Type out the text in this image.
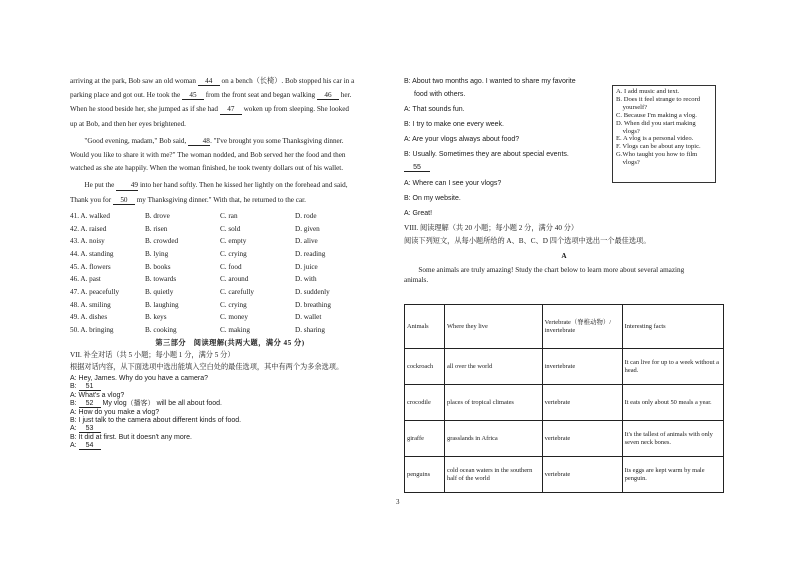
arriving at the park, Bob saw an old woman 44 on a bench（长椅）. Bob stopped his car in a

parking place and got out. He took the 45 from the front seat and began walking 46 her.

When he stood beside her, she jumped as if she had 47 woken up from sleeping. She looked

up at Bob, and then her eyes brightened.

"Good evening, madam," Bob said, 48. "I've brought you some Thanksgiving dinner.

Would you like to share it with me?" The woman nodded, and Bob served her the food and then

watched as she ate happily. When the woman finished, he took twenty dollars out of his wallet.

He put the 49 into her hand softly. Then he kissed her lightly on the forehead and said,

Thank you for 50 my Thanksgiving dinner." With that, he returned to the car.

41. A. walked	B. drove	C. ran	D. rode
42. A. raised	B. risen	C. sold	D. given
43. A. noisy	B. crowded	C. empty	D. alive
44. A. standing	B. lying	C. crying	D. reading
45. A. flowers	B. books	C. food	D. juice
46. A. past	B. towards	C. around	D. with
47. A. peacefully	B. quietly	C. carefully	D. suddenly
48. A. smiling	B. laughing	C. crying	D. breathing
49. A. dishes	B. keys	C. money	D. wallet
50. A. bringing	B. cooking	C. making	D. sharing

第三部分　阅读理解(共两大题，满分 45 分)

VII. 补全对话（共 5 小题；每小题 1 分，满分 5 分）

根据对话内容，从下面选项中选出能填入空白处的最佳选项，其中有两个为多余选项。

A: Hey, James. Why do you have a camera?

B: 51

A: What's a vlog?

B: 52 My vlog（播客） will be all about food.

A: How do you make a vlog?

B: I just talk to the camera about different kinds of food.

A: 53

B: It did at first. But it doesn't any more.

A: 54

B: About two months ago. I wanted to share my favorite

food with others.

A: That sounds fun.

B: I try to make one every week.

A: Are your vlogs always about food?

B: Usually. Sometimes they are about special events.

55

A: Where can I see your vlogs?

B: On my website.

A: Great!

VIII. 阅读理解（共 20 小题；每小题 2 分，满分 40 分）

阅读下列短文，从每小题所给的 A、B、C、D 四个选项中选出一个最佳选项。

A

Some animals are truly amazing! Study the chart below to learn more about several amazing

animals.

A. I add music and text.
B. Does it feel strange to record
　yourself?
C. Because I'm making a vlog.
D. When did you start making
　vlogs?
E. A vlog is a personal video.
F. Vlogs can be about any topic.
G.Who taught you how to film
　vlogs?
Animals	Where they live	Vertebrate（脊椎动物）/ invertebrate	Interesting facts
cockroach	all over the world	invertebrate	It can live for up to a week without a head.
crocodile	places of tropical climates	vertebrate	It eats only about 50 meals a year.
giraffe	grasslands in Africa	vertebrate	It's the tallest of animals with only seven neck bones.
penguins	cold ocean waters in the southern half of the world	vertebrate	Its eggs are kept warm by male penguin.
3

..........

What is needed:
Your answer should be only the number of lines that hold the word "week".

Solution to the exercise:
2